#### Goal:
Please return every line of the records below as a JSON list of strings, one string per line, with blank lines and pictures left out.

#### Material shown:

------------------------------------------------------------------------

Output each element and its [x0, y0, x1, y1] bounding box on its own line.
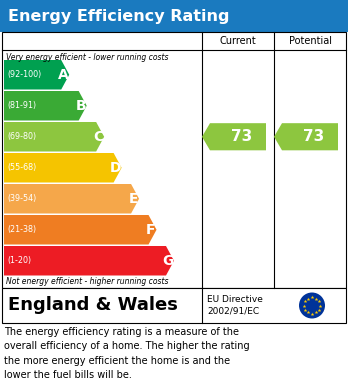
Text: Potential: Potential — [288, 36, 332, 46]
Bar — [0, 0, 348, 32]
Text: Energy Efficiency Rating: Energy Efficiency Rating — [8, 9, 229, 23]
Polygon shape — [4, 153, 121, 183]
Text: Current: Current — [220, 36, 256, 46]
Polygon shape — [4, 60, 69, 90]
Text: 73: 73 — [231, 129, 253, 144]
Text: (39-54): (39-54) — [7, 194, 36, 203]
Text: (69-80): (69-80) — [7, 132, 36, 141]
Text: E: E — [128, 192, 138, 206]
Text: England & Wales: England & Wales — [8, 296, 178, 314]
Text: (92-100): (92-100) — [7, 70, 41, 79]
Text: (55-68): (55-68) — [7, 163, 36, 172]
Circle shape — [299, 292, 325, 319]
Text: B: B — [76, 99, 86, 113]
Bar — [2, 32, 346, 288]
Bar — [2, 288, 346, 323]
Text: A: A — [58, 68, 69, 82]
Text: EU Directive
2002/91/EC: EU Directive 2002/91/EC — [207, 295, 263, 316]
Text: D: D — [110, 161, 121, 175]
Polygon shape — [4, 91, 87, 120]
Text: (1-20): (1-20) — [7, 256, 31, 265]
Text: (81-91): (81-91) — [7, 101, 36, 110]
Text: The energy efficiency rating is a measure of the
overall efficiency of a home. T: The energy efficiency rating is a measur… — [4, 327, 250, 380]
Polygon shape — [4, 246, 174, 276]
Text: F: F — [146, 223, 155, 237]
Polygon shape — [274, 123, 338, 150]
Text: (21-38): (21-38) — [7, 225, 36, 234]
Text: Very energy efficient - lower running costs: Very energy efficient - lower running co… — [6, 52, 168, 61]
Text: Not energy efficient - higher running costs: Not energy efficient - higher running co… — [6, 276, 168, 285]
Text: C: C — [93, 130, 103, 144]
Text: 73: 73 — [303, 129, 325, 144]
Text: G: G — [162, 254, 174, 268]
Polygon shape — [202, 123, 266, 150]
Polygon shape — [4, 184, 139, 213]
Polygon shape — [4, 215, 157, 244]
Polygon shape — [4, 122, 104, 151]
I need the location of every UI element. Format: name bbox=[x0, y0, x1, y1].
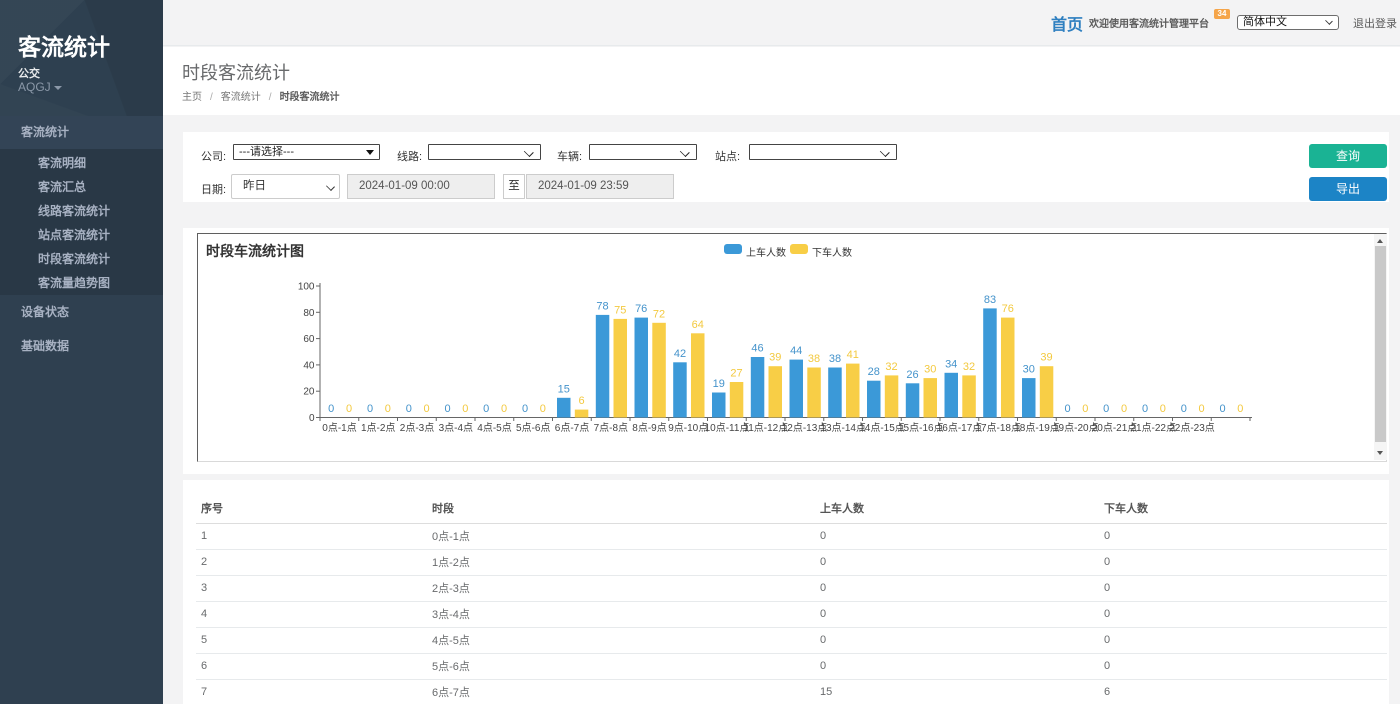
svg-text:0: 0 bbox=[1198, 403, 1204, 415]
svg-text:75: 75 bbox=[614, 304, 626, 316]
svg-text:8点-9点: 8点-9点 bbox=[632, 422, 666, 434]
svg-text:0: 0 bbox=[522, 403, 528, 415]
svg-text:12点-13点: 12点-13点 bbox=[782, 422, 828, 434]
svg-text:80: 80 bbox=[303, 308, 315, 319]
svg-text:0: 0 bbox=[1160, 403, 1166, 415]
svg-text:20点-21点: 20点-21点 bbox=[1092, 422, 1138, 434]
svg-text:78: 78 bbox=[596, 300, 608, 312]
svg-text:0: 0 bbox=[1237, 403, 1243, 415]
svg-text:18点-19点: 18点-19点 bbox=[1014, 422, 1060, 434]
svg-text:32: 32 bbox=[885, 361, 897, 373]
svg-text:30: 30 bbox=[924, 364, 936, 376]
svg-text:1点-2点: 1点-2点 bbox=[361, 422, 395, 434]
svg-text:0: 0 bbox=[483, 403, 489, 415]
svg-text:0: 0 bbox=[328, 403, 334, 415]
svg-text:0: 0 bbox=[462, 403, 468, 415]
svg-text:15点-16点: 15点-16点 bbox=[898, 422, 944, 434]
svg-text:46: 46 bbox=[751, 343, 763, 355]
svg-text:42: 42 bbox=[674, 348, 686, 360]
svg-text:0: 0 bbox=[1142, 403, 1148, 415]
svg-text:0: 0 bbox=[424, 403, 430, 415]
svg-text:21点-22点: 21点-22点 bbox=[1130, 422, 1176, 434]
svg-text:0: 0 bbox=[385, 403, 391, 415]
svg-text:64: 64 bbox=[692, 319, 704, 331]
svg-text:30: 30 bbox=[1023, 364, 1035, 376]
svg-text:2点-3点: 2点-3点 bbox=[400, 422, 434, 434]
svg-text:7点-8点: 7点-8点 bbox=[594, 422, 628, 434]
svg-text:5点-6点: 5点-6点 bbox=[516, 422, 550, 434]
svg-text:22点-23点: 22点-23点 bbox=[1169, 422, 1215, 434]
svg-text:72: 72 bbox=[653, 308, 665, 320]
svg-text:16点-17点: 16点-17点 bbox=[937, 422, 983, 434]
svg-text:0: 0 bbox=[540, 403, 546, 415]
svg-text:4点-5点: 4点-5点 bbox=[477, 422, 511, 434]
svg-text:41: 41 bbox=[847, 349, 859, 361]
svg-text:17点-18点: 17点-18点 bbox=[975, 422, 1021, 434]
svg-text:39: 39 bbox=[1040, 352, 1052, 364]
svg-text:44: 44 bbox=[790, 345, 802, 357]
svg-text:6: 6 bbox=[578, 395, 584, 407]
svg-text:0: 0 bbox=[309, 413, 315, 424]
svg-text:27: 27 bbox=[730, 368, 742, 380]
svg-text:0: 0 bbox=[367, 403, 373, 415]
svg-text:0: 0 bbox=[406, 403, 412, 415]
svg-text:0: 0 bbox=[444, 403, 450, 415]
svg-text:9点-10点: 9点-10点 bbox=[668, 422, 708, 434]
svg-text:83: 83 bbox=[984, 294, 996, 306]
svg-text:0: 0 bbox=[1103, 403, 1109, 415]
svg-text:3点-4点: 3点-4点 bbox=[439, 422, 473, 434]
svg-text:19点-20点: 19点-20点 bbox=[1053, 422, 1099, 434]
svg-text:20: 20 bbox=[303, 387, 315, 398]
svg-text:100: 100 bbox=[298, 282, 315, 293]
svg-text:13点-14点: 13点-14点 bbox=[820, 422, 866, 434]
svg-text:0: 0 bbox=[1219, 403, 1225, 415]
svg-text:26: 26 bbox=[906, 369, 918, 381]
svg-text:0: 0 bbox=[346, 403, 352, 415]
svg-text:76: 76 bbox=[635, 303, 647, 315]
svg-text:34: 34 bbox=[945, 358, 957, 370]
svg-text:0: 0 bbox=[1082, 403, 1088, 415]
svg-text:11点-12点: 11点-12点 bbox=[743, 422, 788, 434]
svg-text:32: 32 bbox=[963, 361, 975, 373]
svg-text:28: 28 bbox=[868, 366, 880, 378]
svg-text:0: 0 bbox=[1121, 403, 1127, 415]
svg-text:60: 60 bbox=[303, 334, 315, 345]
svg-text:6点-7点: 6点-7点 bbox=[555, 422, 589, 434]
svg-text:0: 0 bbox=[501, 403, 507, 415]
svg-text:38: 38 bbox=[829, 353, 841, 365]
svg-text:76: 76 bbox=[1002, 303, 1014, 315]
svg-text:40: 40 bbox=[303, 360, 315, 371]
svg-text:39: 39 bbox=[769, 352, 781, 364]
svg-text:15: 15 bbox=[558, 383, 570, 395]
svg-text:38: 38 bbox=[808, 353, 820, 365]
svg-text:14点-15点: 14点-15点 bbox=[859, 422, 905, 434]
svg-text:19: 19 bbox=[713, 378, 725, 390]
svg-text:10点-11点: 10点-11点 bbox=[705, 422, 750, 434]
svg-text:0点-1点: 0点-1点 bbox=[322, 422, 356, 434]
svg-text:0: 0 bbox=[1064, 403, 1070, 415]
svg-text:0: 0 bbox=[1181, 403, 1187, 415]
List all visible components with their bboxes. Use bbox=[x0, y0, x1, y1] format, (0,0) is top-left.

------------------------------------------------------------------------

#### Result:
[
  "Output each element and its [x0, y0, x1, y1] bounding box on its own line.",
  "Text: Potential: Potential — [288, 36, 332, 46]",
  "Bar — [0, 0, 348, 32]",
  "Text: Energy Efficiency Rating: Energy Efficiency Rating — [8, 9, 229, 23]",
  "Polygon shape — [4, 153, 121, 183]",
  "Text: Current: Current — [220, 36, 256, 46]",
  "Polygon shape — [4, 60, 69, 90]",
  "Text: 73: 73 — [231, 129, 253, 144]",
  "Text: (39-54): (39-54) — [7, 194, 36, 203]",
  "Text: (69-80): (69-80) — [7, 132, 36, 141]",
  "Text: E: E — [128, 192, 138, 206]",
  "Text: England & Wales: England & Wales — [8, 296, 178, 314]",
  "Text: (92-100): (92-100) — [7, 70, 41, 79]",
  "Text: (55-68): (55-68) — [7, 163, 36, 172]",
  "Circle shape — [299, 292, 325, 319]",
  "Text: B: B — [76, 99, 86, 113]",
  "Bar — [2, 32, 346, 288]",
  "Bar — [2, 288, 346, 323]",
  "Text: A: A — [58, 68, 69, 82]",
  "Text: EU Directive",
  "2002/91/EC: EU Directive 2002/91/EC — [207, 295, 263, 316]",
  "Text: D: D — [110, 161, 121, 175]",
  "Polygon shape — [4, 91, 87, 120]",
  "Text: (1-20): (1-20) — [7, 256, 31, 265]",
  "Text: (81-91): (81-91) — [7, 101, 36, 110]",
  "Text: The energy efficiency rating is a measure of the",
  "overall efficiency of a home. T: The energy efficiency rating is a measur… — [4, 327, 250, 380]",
  "Polygon shape — [4, 246, 174, 276]",
  "Text: F: F — [146, 223, 155, 237]",
  "Polygon shape — [274, 123, 338, 150]",
  "Text: (21-38): (21-38) — [7, 225, 36, 234]",
  "Text: Very energy efficient - lower running costs: Very energy efficient - lower running co… — [6, 52, 168, 61]",
  "Text: Not energy efficient - higher running costs: Not energy efficient - higher running co… — [6, 276, 168, 285]",
  "Text: C: C — [93, 130, 103, 144]",
  "Text: 73: 73 — [303, 129, 325, 144]",
  "Text: G: G — [162, 254, 174, 268]",
  "Polygon shape — [202, 123, 266, 150]",
  "Polygon shape — [4, 184, 139, 213]",
  "Polygon shape — [4, 215, 157, 244]",
  "Polygon shape — [4, 122, 104, 151]",
  "I need the location of every UI element. Format: name bbox=[x0, y0, x1, y1].",
  "svg-text:0: 0 bbox=[1198, 403, 1204, 415]",
  "svg-text:75: 75 bbox=[614, 304, 626, 316]",
  "svg-text:8点-9点: 8点-9点 bbox=[632, 422, 666, 434]",
  "svg-text:0: 0 bbox=[522, 403, 528, 415]",
  "svg-text:12点-13点: 12点-13点 bbox=[782, 422, 828, 434]",
  "svg-text:80: 80 bbox=[303, 308, 315, 319]",
  "svg-text:0: 0 bbox=[1160, 403, 1166, 415]",
  "svg-text:20点-21点: 20点-21点 bbox=[1092, 422, 1138, 434]",
  "svg-text:78: 78 bbox=[596, 300, 608, 312]",
  "svg-text:0: 0 bbox=[1237, 403, 1243, 415]",
  "svg-text:18点-19点: 18点-19点 bbox=[1014, 422, 1060, 434]",
  "svg-text:32: 32 bbox=[885, 361, 897, 373]",
  "svg-text:30: 30 bbox=[924, 364, 936, 376]",
  "svg-text:1点-2点: 1点-2点 bbox=[361, 422, 395, 434]",
  "svg-text:0: 0 bbox=[483, 403, 489, 415]",
  "svg-text:0: 0 bbox=[328, 403, 334, 415]",
  "svg-text:0: 0 bbox=[462, 403, 468, 415]",
  "svg-text:15点-16点: 15点-16点 bbox=[898, 422, 944, 434]",
  "svg-text:46: 46 bbox=[751, 343, 763, 355]",
  "svg-text:42: 42 bbox=[674, 348, 686, 360]",
  "svg-text:0: 0 bbox=[1142, 403, 1148, 415]",
  "svg-text:0: 0 bbox=[424, 403, 430, 415]",
  "svg-text:21点-22点: 21点-22点 bbox=[1130, 422, 1176, 434]",
  "svg-text:0: 0 bbox=[385, 403, 391, 415]",
  "svg-text:64: 64 bbox=[692, 319, 704, 331]",
  "svg-text:30: 30 bbox=[1023, 364, 1035, 376]",
  "svg-text:2点-3点: 2点-3点 bbox=[400, 422, 434, 434]",
  "svg-text:7点-8点: 7点-8点 bbox=[594, 422, 628, 434]",
  "svg-text:5点-6点: 5点-6点 bbox=[516, 422, 550, 434]",
  "svg-text:22点-23点: 22点-23点 bbox=[1169, 422, 1215, 434]",
  "svg-text:72: 72 bbox=[653, 308, 665, 320]",
  "svg-text:16点-17点: 16点-17点 bbox=[937, 422, 983, 434]",
  "svg-text:0: 0 bbox=[540, 403, 546, 415]",
  "svg-text:4点-5点: 4点-5点 bbox=[477, 422, 511, 434]",
  "svg-text:41: 41 bbox=[847, 349, 859, 361]",
  "svg-text:17点-18点: 17点-18点 bbox=[975, 422, 1021, 434]",
  "svg-text:39: 39 bbox=[1040, 352, 1052, 364]",
  "svg-text:44: 44 bbox=[790, 345, 802, 357]",
  "svg-text:6: 6 bbox=[578, 395, 584, 407]",
  "svg-text:0: 0 bbox=[309, 413, 315, 424]",
  "svg-text:27: 27 bbox=[730, 368, 742, 380]",
  "svg-text:0: 0 bbox=[367, 403, 373, 415]",
  "svg-text:0: 0 bbox=[406, 403, 412, 415]",
  "svg-text:0: 0 bbox=[444, 403, 450, 415]",
  "svg-text:9点-10点: 9点-10点 bbox=[668, 422, 708, 434]",
  "svg-text:83: 83 bbox=[984, 294, 996, 306]",
  "svg-text:0: 0 bbox=[1103, 403, 1109, 415]",
  "svg-text:3点-4点: 3点-4点 bbox=[439, 422, 473, 434]",
  "svg-text:19点-20点: 19点-20点 bbox=[1053, 422, 1099, 434]",
  "svg-text:20: 20 bbox=[303, 387, 315, 398]",
  "svg-text:100: 100 bbox=[298, 282, 315, 293]",
  "svg-text:13点-14点: 13点-14点 bbox=[820, 422, 866, 434]",
  "svg-text:0: 0 bbox=[1219, 403, 1225, 415]",
  "svg-text:26: 26 bbox=[906, 369, 918, 381]",
  "svg-text:0: 0 bbox=[346, 403, 352, 415]",
  "svg-text:76: 76 bbox=[635, 303, 647, 315]",
  "svg-text:34: 34 bbox=[945, 358, 957, 370]",
  "svg-text:0: 0 bbox=[1082, 403, 1088, 415]",
  "svg-text:11点-12点: 11点-12点 bbox=[743, 422, 788, 434]",
  "svg-text:32: 32 bbox=[963, 361, 975, 373]",
  "svg-text:28: 28 bbox=[868, 366, 880, 378]",
  "svg-text:0: 0 bbox=[1121, 403, 1127, 415]",
  "svg-text:60: 60 bbox=[303, 334, 315, 345]",
  "svg-text:6点-7点: 6点-7点 bbox=[555, 422, 589, 434]",
  "svg-text:0: 0 bbox=[501, 403, 507, 415]",
  "svg-text:38: 38 bbox=[829, 353, 841, 365]",
  "svg-text:76: 76 bbox=[1002, 303, 1014, 315]",
  "svg-text:40: 40 bbox=[303, 360, 315, 371]",
  "svg-text:39: 39 bbox=[769, 352, 781, 364]",
  "svg-text:15: 15 bbox=[558, 383, 570, 395]",
  "svg-text:38: 38 bbox=[808, 353, 820, 365]",
  "svg-text:14点-15点: 14点-15点 bbox=[859, 422, 905, 434]",
  "svg-text:19: 19 bbox=[713, 378, 725, 390]",
  "svg-text:10点-11点: 10点-11点 bbox=[705, 422, 750, 434]",
  "svg-text:0点-1点: 0点-1点 bbox=[322, 422, 356, 434]",
  "svg-text:0: 0 bbox=[1064, 403, 1070, 415]",
  "svg-text:0: 0 bbox=[1181, 403, 1187, 415]",
  "List all visible components with their bboxes. Use bbox=[x0, y0, x1, y1] format, (0,0) is top-left."
]